- MATERIAL PROVIDED
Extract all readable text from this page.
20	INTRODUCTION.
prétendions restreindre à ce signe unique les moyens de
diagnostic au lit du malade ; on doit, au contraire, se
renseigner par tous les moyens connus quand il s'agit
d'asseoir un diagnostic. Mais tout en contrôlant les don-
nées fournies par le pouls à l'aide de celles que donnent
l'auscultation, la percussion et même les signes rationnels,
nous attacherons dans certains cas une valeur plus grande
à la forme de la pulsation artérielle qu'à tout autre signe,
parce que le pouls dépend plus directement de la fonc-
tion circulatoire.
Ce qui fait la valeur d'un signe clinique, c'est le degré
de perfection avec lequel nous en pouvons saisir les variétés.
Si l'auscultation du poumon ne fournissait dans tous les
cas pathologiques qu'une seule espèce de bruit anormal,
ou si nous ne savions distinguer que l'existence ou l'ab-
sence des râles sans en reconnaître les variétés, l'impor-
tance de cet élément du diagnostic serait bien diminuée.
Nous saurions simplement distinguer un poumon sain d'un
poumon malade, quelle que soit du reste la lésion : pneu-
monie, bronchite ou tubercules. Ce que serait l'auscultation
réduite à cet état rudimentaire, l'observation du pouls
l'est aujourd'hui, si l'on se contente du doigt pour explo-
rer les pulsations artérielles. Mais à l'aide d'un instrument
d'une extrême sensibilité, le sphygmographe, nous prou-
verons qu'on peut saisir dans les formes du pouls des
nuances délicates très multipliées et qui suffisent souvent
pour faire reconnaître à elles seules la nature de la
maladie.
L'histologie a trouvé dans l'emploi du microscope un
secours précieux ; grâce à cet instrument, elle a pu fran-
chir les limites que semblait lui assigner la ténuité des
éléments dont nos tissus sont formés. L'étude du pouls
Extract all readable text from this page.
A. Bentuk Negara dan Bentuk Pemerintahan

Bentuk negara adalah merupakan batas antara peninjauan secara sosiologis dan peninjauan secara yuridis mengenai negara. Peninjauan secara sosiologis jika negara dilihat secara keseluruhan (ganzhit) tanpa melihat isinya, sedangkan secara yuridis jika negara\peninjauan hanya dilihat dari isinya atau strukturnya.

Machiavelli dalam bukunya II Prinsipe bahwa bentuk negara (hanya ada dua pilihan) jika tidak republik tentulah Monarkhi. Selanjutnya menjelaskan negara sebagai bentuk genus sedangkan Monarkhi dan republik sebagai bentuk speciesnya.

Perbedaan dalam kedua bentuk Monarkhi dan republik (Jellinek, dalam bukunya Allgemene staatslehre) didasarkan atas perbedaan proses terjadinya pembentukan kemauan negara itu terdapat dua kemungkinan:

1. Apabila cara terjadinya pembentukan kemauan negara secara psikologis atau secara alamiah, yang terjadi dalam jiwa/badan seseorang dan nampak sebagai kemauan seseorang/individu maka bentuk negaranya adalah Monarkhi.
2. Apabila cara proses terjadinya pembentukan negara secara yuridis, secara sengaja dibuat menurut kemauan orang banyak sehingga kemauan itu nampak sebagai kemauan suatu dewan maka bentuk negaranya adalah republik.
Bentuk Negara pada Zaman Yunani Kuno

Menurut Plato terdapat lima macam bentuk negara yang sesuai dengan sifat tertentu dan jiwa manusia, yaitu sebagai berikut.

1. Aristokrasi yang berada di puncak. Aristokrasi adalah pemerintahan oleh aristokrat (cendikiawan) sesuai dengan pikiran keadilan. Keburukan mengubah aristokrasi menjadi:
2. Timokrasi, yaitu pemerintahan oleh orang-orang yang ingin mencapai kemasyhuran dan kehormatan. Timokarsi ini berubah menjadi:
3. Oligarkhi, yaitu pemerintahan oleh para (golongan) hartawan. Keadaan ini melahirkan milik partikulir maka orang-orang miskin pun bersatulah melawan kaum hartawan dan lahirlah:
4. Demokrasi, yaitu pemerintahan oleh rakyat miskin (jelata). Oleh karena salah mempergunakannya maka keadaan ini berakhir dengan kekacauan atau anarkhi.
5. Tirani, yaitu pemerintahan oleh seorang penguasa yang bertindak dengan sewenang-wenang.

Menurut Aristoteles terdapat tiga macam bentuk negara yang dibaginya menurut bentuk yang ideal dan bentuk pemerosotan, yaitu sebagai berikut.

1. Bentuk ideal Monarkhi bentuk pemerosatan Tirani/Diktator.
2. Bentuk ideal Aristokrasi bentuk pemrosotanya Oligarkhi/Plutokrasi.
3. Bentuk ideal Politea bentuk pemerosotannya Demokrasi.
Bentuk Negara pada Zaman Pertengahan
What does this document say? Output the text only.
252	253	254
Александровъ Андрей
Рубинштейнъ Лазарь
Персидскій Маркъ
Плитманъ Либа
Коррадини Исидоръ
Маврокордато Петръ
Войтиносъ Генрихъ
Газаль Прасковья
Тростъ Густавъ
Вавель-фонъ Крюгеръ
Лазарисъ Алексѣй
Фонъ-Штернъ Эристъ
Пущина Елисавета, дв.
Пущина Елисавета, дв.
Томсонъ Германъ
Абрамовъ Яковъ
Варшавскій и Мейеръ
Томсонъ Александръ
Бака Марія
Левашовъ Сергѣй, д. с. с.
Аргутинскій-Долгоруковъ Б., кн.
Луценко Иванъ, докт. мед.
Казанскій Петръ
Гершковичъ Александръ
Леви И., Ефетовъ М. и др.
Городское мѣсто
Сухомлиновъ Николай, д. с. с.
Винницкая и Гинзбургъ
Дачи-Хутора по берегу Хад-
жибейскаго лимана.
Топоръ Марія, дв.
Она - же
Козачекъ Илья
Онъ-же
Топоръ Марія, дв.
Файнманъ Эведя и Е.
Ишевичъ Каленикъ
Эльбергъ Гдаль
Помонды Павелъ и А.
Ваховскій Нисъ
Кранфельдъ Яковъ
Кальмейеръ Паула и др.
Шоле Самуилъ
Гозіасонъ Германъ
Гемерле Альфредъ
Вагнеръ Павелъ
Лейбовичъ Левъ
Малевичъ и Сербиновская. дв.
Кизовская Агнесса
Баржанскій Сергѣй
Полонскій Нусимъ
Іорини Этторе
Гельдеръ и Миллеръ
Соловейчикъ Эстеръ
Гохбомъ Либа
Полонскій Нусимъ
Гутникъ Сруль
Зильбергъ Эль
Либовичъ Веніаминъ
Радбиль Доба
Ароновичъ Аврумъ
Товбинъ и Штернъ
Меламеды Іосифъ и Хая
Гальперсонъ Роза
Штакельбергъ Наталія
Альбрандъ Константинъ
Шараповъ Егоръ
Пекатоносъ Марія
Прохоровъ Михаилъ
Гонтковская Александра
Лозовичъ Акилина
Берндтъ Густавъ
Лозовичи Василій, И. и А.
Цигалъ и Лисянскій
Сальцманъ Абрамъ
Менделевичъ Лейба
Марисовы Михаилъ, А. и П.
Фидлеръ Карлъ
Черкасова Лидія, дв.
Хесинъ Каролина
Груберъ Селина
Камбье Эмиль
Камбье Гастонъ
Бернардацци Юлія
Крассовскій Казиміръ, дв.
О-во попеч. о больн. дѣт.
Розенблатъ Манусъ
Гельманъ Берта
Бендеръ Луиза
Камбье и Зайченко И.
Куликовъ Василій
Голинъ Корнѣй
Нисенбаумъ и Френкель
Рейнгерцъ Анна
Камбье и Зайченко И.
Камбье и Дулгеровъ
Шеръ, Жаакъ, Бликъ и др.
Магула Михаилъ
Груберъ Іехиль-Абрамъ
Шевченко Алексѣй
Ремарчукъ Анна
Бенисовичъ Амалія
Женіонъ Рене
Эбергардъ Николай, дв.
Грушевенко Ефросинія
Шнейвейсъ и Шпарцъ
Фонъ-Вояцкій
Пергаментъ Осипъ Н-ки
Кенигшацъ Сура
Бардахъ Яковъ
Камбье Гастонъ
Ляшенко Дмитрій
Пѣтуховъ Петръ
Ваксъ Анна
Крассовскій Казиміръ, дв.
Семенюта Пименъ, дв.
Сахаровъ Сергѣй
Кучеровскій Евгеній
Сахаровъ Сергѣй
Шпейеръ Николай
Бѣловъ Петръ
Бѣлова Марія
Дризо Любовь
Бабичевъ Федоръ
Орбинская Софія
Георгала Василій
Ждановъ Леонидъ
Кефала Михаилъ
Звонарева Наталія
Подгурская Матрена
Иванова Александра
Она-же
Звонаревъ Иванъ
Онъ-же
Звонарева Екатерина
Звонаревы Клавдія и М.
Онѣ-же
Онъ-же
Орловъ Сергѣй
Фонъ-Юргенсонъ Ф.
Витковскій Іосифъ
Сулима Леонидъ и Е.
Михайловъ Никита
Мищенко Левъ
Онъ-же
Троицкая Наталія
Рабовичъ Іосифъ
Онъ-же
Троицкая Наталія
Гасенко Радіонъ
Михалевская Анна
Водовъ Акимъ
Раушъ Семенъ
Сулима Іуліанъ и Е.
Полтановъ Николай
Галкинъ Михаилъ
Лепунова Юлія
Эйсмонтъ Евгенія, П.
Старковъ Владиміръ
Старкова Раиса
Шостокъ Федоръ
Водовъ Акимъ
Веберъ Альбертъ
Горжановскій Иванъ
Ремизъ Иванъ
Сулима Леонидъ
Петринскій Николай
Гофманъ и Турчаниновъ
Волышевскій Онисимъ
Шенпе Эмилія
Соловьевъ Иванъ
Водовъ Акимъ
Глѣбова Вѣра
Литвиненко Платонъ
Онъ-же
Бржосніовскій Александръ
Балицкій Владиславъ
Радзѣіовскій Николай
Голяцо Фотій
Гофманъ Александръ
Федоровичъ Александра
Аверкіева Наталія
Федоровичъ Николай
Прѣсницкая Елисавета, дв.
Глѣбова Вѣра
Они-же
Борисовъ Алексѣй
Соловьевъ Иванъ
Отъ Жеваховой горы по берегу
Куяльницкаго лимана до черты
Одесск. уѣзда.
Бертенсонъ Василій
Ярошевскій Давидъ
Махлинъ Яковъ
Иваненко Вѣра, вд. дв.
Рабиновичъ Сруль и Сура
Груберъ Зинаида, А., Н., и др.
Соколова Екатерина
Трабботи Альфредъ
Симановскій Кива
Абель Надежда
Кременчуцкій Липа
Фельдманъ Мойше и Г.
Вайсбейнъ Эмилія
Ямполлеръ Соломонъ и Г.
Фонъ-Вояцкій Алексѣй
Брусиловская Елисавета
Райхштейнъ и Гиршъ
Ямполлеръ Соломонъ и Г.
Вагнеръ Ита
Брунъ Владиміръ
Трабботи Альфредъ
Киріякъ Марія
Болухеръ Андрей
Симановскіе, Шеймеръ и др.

- WHAT THIS TASK INVOLVES
Track down every line of the material containing the string "jika", and copy it.

- SOLUTION FOR THIS EXERCISE
Bentuk negara adalah merupakan batas antara peninjauan secara sosiologis dan peninjauan secara yuridis mengenai negara. Peninjauan secara sosiologis jika negara dilihat secara keseluruhan (ganzhit) tanpa melihat isinya, sedangkan secara yuridis jika negara\peninjauan hanya dilihat dari isinya atau strukturnya.
Machiavelli dalam bukunya II Prinsipe bahwa bentuk negara (hanya ada dua pilihan) jika tidak republik tentulah Monarkhi. Selanjutnya menjelaskan negara sebagai bentuk genus sedangkan Monarkhi dan republik sebagai bentuk speciesnya.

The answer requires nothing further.